## REQUIRED TASK
Every entry should be repeated exactly. Omit the pictures.

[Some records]
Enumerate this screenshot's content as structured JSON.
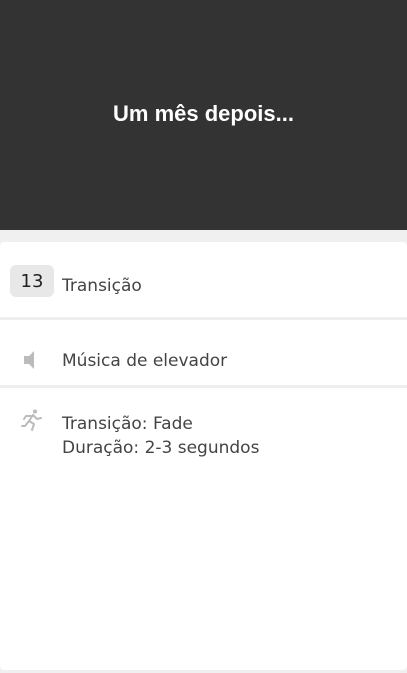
{
  "preview": {
    "title": "Um mês depois..."
  },
  "scene": {
    "number": "13",
    "label": "Transição"
  },
  "music": {
    "icon": "speaker-icon",
    "label": "Música de elevador"
  },
  "effect": {
    "icon": "running-person-icon",
    "line1": "Transição: Fade",
    "line2": "Duração: 2-3 segundos"
  },
  "colors": {
    "preview_bg": "#333333",
    "page_bg": "#f0f0f0",
    "panel_bg": "#ffffff",
    "icon_gray": "#bbbbbb",
    "text": "#444444"
  }
}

## FINISHED EXERCISE
Enumerate this screenshot's content as structured JSON.
{
  "preview": {
    "title": "Um mês depois..."
  },
  "scene": {
    "number": "13",
    "label": "Transição"
  },
  "music": {
    "icon": "speaker-icon",
    "label": "Música de elevador"
  },
  "effect": {
    "icon": "running-person-icon",
    "line1": "Transição: Fade",
    "line2": "Duração: 2-3 segundos"
  },
  "colors": {
    "preview_bg": "#333333",
    "page_bg": "#f0f0f0",
    "panel_bg": "#ffffff",
    "icon_gray": "#bbbbbb",
    "text": "#444444"
  }
}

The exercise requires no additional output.